Given task:
List each line in which the string "written" appears.

Records supplied:
=-=-=-=-=
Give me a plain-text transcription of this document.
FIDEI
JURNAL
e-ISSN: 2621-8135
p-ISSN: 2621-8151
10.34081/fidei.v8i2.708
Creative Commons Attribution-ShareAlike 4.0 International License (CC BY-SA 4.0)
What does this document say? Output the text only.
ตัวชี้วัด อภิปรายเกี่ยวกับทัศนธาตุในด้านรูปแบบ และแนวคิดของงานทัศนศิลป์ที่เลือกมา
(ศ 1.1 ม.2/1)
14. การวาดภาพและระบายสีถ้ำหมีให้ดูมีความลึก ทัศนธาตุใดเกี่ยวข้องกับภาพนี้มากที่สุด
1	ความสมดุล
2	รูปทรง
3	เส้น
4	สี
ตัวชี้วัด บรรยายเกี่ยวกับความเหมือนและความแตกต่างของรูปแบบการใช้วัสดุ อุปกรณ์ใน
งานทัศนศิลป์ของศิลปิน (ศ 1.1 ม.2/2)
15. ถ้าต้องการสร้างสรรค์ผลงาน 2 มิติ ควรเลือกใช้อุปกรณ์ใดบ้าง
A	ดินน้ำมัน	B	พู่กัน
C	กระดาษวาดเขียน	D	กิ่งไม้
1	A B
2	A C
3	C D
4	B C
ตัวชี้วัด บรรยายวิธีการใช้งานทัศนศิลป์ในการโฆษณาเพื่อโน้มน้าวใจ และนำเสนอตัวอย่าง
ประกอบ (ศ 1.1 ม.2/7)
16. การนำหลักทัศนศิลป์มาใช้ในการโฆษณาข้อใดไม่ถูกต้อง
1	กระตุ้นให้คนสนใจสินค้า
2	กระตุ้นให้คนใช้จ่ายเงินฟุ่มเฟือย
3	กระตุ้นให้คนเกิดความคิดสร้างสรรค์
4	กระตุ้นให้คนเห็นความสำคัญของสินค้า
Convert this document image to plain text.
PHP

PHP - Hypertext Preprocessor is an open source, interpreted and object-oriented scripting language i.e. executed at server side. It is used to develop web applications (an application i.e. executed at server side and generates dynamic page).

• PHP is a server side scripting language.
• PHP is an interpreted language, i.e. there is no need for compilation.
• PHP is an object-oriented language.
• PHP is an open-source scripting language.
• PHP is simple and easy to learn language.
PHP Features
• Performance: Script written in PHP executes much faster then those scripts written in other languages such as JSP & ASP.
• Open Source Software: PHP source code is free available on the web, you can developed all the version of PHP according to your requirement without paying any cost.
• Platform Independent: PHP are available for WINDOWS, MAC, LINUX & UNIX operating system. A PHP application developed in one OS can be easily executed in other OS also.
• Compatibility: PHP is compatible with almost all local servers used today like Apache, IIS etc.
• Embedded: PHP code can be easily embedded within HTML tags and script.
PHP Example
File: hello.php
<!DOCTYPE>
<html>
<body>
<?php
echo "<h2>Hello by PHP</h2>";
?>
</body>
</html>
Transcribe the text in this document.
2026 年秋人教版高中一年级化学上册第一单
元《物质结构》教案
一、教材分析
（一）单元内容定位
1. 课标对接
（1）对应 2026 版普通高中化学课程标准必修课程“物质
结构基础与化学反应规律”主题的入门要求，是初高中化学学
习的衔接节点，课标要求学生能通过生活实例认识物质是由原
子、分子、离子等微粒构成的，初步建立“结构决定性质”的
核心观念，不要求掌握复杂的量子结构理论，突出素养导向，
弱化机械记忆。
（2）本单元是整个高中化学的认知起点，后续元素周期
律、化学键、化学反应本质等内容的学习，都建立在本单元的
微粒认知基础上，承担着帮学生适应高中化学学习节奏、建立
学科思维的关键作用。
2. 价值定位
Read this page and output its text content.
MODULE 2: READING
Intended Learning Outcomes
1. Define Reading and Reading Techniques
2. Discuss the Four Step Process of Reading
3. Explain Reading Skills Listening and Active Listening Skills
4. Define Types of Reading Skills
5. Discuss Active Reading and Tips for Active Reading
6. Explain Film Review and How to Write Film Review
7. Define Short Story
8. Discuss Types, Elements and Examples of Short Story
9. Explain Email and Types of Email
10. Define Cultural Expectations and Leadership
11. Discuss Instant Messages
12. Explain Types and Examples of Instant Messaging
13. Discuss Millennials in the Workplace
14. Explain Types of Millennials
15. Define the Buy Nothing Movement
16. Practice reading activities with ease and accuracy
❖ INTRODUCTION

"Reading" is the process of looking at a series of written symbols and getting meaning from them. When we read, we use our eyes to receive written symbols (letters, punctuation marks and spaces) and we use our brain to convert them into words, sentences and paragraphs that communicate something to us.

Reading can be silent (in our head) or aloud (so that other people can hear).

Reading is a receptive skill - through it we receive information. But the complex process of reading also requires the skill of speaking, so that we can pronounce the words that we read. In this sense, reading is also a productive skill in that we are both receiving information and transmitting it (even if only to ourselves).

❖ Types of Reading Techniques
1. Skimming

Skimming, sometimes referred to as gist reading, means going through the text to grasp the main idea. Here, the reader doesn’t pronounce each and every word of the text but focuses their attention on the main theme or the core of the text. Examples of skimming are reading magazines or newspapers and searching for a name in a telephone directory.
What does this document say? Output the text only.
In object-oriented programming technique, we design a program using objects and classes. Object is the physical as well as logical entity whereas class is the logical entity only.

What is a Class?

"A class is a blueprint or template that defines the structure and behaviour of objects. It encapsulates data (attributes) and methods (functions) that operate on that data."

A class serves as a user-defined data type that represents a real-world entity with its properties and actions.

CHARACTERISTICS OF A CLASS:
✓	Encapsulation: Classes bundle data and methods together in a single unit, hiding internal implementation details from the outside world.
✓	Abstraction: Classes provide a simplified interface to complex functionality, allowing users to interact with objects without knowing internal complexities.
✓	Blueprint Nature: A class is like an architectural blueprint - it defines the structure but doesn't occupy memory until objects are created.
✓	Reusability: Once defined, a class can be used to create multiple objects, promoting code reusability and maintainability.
=-=-=-=-=
The solution:
• Performance: Script written in PHP executes much faster then those scripts written in other languages such as JSP & ASP.
"Reading" is the process of looking at a series of written symbols and getting meaning from them. When we read, we use our eyes to receive written symbols (letters, punctuation marks and spaces) and we use our brain to convert them into words, sentences and paragraphs that communicate something to us.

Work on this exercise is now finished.